▸ **PROBLEM REQUIREMENTS**: From the listing that follows, extract every line and set it down unaltered.

▸ **THE RECORDS**:
· · ·
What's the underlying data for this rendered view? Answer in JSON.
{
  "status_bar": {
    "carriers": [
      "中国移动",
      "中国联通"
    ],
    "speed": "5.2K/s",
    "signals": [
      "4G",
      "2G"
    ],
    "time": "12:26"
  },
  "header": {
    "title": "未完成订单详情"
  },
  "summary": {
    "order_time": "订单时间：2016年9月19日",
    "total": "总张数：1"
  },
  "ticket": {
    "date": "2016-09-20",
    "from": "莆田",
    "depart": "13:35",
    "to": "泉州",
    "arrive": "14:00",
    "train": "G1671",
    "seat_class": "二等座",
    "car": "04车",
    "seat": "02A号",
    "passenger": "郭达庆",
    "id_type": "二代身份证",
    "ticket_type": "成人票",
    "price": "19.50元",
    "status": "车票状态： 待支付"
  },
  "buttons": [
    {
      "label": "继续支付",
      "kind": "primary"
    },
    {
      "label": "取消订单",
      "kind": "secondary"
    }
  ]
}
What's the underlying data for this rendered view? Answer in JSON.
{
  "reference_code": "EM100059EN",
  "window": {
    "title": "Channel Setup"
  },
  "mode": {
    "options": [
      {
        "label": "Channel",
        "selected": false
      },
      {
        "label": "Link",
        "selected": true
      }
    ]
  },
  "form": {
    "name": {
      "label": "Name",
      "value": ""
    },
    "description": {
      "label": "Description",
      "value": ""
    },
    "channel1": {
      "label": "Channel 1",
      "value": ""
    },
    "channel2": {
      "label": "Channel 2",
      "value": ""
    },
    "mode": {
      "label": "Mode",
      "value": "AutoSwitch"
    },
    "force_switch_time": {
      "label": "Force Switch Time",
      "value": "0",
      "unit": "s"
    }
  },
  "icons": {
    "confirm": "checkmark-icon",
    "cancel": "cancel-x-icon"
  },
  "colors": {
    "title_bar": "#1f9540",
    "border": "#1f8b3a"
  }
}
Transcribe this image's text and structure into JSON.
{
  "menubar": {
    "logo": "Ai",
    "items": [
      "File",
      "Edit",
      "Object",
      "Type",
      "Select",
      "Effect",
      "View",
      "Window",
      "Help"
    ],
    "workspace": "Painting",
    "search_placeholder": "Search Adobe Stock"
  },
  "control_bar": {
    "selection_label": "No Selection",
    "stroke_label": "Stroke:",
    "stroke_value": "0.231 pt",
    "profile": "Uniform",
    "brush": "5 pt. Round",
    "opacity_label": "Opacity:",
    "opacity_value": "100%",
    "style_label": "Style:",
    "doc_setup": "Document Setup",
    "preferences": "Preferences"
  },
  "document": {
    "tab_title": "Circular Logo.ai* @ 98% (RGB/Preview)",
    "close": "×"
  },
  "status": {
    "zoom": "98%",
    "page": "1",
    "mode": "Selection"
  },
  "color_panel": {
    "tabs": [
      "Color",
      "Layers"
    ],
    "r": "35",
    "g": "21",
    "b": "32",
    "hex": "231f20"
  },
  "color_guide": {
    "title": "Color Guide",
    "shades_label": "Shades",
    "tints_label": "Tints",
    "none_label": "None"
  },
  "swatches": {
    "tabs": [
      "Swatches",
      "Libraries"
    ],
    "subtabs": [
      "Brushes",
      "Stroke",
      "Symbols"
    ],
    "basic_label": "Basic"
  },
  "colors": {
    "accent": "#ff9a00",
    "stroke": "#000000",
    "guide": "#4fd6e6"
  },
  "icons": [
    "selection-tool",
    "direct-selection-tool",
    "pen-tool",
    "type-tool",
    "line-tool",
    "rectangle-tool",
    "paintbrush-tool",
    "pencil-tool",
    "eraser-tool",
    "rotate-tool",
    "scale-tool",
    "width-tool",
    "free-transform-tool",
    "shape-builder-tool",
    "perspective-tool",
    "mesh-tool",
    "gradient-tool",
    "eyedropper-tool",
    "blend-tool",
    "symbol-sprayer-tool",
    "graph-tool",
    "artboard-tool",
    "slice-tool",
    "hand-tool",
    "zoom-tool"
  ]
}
· · ·
▸ **EXERCISE OUTPUT**:
What's the underlying data for this rendered view? Answer in JSON.
{
  "status_bar": {
    "carriers": [
      "中国移动",
      "中国联通"
    ],
    "speed": "5.2K/s",
    "signals": [
      "4G",
      "2G"
    ],
    "time": "12:26"
  },
  "header": {
    "title": "未完成订单详情"
  },
  "summary": {
    "order_time": "订单时间：2016年9月19日",
    "total": "总张数：1"
  },
  "ticket": {
    "date": "2016-09-20",
    "from": "莆田",
    "depart": "13:35",
    "to": "泉州",
    "arrive": "14:00",
    "train": "G1671",
    "seat_class": "二等座",
    "car": "04车",
    "seat": "02A号",
    "passenger": "郭达庆",
    "id_type": "二代身份证",
    "ticket_type": "成人票",
    "price": "19.50元",
    "status": "车票状态： 待支付"
  },
  "buttons": [
    {
      "label": "继续支付",
      "kind": "primary"
    },
    {
      "label": "取消订单",
      "kind": "secondary"
    }
  ]
}
What's the underlying data for this rendered view? Answer in JSON.
{
  "reference_code": "EM100059EN",
  "window": {
    "title": "Channel Setup"
  },
  "mode": {
    "options": [
      {
        "label": "Channel",
        "selected": false
      },
      {
        "label": "Link",
        "selected": true
      }
    ]
  },
  "form": {
    "name": {
      "label": "Name",
      "value": ""
    },
    "description": {
      "label": "Description",
      "value": ""
    },
    "channel1": {
      "label": "Channel 1",
      "value": ""
    },
    "channel2": {
      "label": "Channel 2",
      "value": ""
    },
    "mode": {
      "label": "Mode",
      "value": "AutoSwitch"
    },
    "force_switch_time": {
      "label": "Force Switch Time",
      "value": "0",
      "unit": "s"
    }
  },
  "icons": {
    "confirm": "checkmark-icon",
    "cancel": "cancel-x-icon"
  },
  "colors": {
    "title_bar": "#1f9540",
    "border": "#1f8b3a"
  }
}
Transcribe this image's text and structure into JSON.
{
  "menubar": {
    "logo": "Ai",
    "items": [
      "File",
      "Edit",
      "Object",
      "Type",
      "Select",
      "Effect",
      "View",
      "Window",
      "Help"
    ],
    "workspace": "Painting",
    "search_placeholder": "Search Adobe Stock"
  },
  "control_bar": {
    "selection_label": "No Selection",
    "stroke_label": "Stroke:",
    "stroke_value": "0.231 pt",
    "profile": "Uniform",
    "brush": "5 pt. Round",
    "opacity_label": "Opacity:",
    "opacity_value": "100%",
    "style_label": "Style:",
    "doc_setup": "Document Setup",
    "preferences": "Preferences"
  },
  "document": {
    "tab_title": "Circular Logo.ai* @ 98% (RGB/Preview)",
    "close": "×"
  },
  "status": {
    "zoom": "98%",
    "page": "1",
    "mode": "Selection"
  },
  "color_panel": {
    "tabs": [
      "Color",
      "Layers"
    ],
    "r": "35",
    "g": "21",
    "b": "32",
    "hex": "231f20"
  },
  "color_guide": {
    "title": "Color Guide",
    "shades_label": "Shades",
    "tints_label": "Tints",
    "none_label": "None"
  },
  "swatches": {
    "tabs": [
      "Swatches",
      "Libraries"
    ],
    "subtabs": [
      "Brushes",
      "Stroke",
      "Symbols"
    ],
    "basic_label": "Basic"
  },
  "colors": {
    "accent": "#ff9a00",
    "stroke": "#000000",
    "guide": "#4fd6e6"
  },
  "icons": [
    "selection-tool",
    "direct-selection-tool",
    "pen-tool",
    "type-tool",
    "line-tool",
    "rectangle-tool",
    "paintbrush-tool",
    "pencil-tool",
    "eraser-tool",
    "rotate-tool",
    "scale-tool",
    "width-tool",
    "free-transform-tool",
    "shape-builder-tool",
    "perspective-tool",
    "mesh-tool",
    "gradient-tool",
    "eyedropper-tool",
    "blend-tool",
    "symbol-sprayer-tool",
    "graph-tool",
    "artboard-tool",
    "slice-tool",
    "hand-tool",
    "zoom-tool"
  ]
}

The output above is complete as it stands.